- [Work to be completed]
Find the lines below that contain the string "What". Copy each one.
— START OF Task data —
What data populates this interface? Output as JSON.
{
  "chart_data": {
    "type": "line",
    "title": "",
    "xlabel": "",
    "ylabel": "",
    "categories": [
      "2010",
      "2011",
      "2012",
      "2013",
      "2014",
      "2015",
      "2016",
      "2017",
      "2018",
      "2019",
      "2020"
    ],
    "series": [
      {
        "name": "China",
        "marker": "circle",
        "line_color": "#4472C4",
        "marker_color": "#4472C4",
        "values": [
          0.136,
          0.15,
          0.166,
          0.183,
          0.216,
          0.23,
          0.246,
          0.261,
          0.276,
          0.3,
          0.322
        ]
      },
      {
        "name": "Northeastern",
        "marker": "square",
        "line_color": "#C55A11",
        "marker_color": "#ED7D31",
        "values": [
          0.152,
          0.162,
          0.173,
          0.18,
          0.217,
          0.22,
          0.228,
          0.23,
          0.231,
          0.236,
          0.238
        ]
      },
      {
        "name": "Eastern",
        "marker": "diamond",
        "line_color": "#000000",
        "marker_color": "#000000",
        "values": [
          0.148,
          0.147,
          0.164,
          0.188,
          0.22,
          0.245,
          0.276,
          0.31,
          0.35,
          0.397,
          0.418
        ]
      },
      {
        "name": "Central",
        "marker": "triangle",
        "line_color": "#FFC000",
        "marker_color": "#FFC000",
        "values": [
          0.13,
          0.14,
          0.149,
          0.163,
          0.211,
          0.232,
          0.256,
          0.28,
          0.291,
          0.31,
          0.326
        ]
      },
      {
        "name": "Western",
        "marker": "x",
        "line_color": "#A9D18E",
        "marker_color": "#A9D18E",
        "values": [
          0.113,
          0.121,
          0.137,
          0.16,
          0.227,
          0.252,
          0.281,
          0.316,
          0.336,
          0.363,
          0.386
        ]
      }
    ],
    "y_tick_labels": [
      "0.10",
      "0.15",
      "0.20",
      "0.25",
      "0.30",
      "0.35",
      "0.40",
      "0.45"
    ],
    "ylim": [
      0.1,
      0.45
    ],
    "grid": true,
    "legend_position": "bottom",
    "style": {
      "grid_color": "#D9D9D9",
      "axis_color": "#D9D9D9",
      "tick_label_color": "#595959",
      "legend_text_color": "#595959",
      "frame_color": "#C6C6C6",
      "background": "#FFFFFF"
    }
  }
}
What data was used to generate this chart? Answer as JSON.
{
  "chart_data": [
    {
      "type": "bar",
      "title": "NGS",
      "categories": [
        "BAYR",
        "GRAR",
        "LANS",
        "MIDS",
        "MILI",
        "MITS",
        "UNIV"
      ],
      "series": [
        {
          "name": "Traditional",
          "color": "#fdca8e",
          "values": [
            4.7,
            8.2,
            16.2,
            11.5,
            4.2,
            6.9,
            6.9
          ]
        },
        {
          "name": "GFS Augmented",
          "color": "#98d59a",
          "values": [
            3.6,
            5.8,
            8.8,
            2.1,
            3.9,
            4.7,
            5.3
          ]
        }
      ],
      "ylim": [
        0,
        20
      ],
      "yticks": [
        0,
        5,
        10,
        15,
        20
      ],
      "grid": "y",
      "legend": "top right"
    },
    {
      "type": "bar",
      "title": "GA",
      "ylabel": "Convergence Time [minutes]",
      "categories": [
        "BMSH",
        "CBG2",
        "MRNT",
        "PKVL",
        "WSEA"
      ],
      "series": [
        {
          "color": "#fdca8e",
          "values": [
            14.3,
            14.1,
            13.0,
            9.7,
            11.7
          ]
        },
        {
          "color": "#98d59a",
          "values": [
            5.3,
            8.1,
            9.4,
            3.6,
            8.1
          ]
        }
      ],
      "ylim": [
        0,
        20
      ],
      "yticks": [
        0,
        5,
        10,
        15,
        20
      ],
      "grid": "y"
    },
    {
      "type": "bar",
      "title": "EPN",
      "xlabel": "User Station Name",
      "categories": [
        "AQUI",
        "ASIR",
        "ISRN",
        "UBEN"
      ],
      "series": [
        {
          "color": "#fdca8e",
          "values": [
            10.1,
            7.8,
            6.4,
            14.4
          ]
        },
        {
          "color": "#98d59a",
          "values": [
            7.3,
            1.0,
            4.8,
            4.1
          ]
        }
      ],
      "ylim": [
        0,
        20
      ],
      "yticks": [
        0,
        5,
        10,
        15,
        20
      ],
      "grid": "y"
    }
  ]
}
— END OF Task data —
- [Response to this exercise]
What data populates this interface? Output as JSON.
What data was used to generate this chart? Answer as JSON.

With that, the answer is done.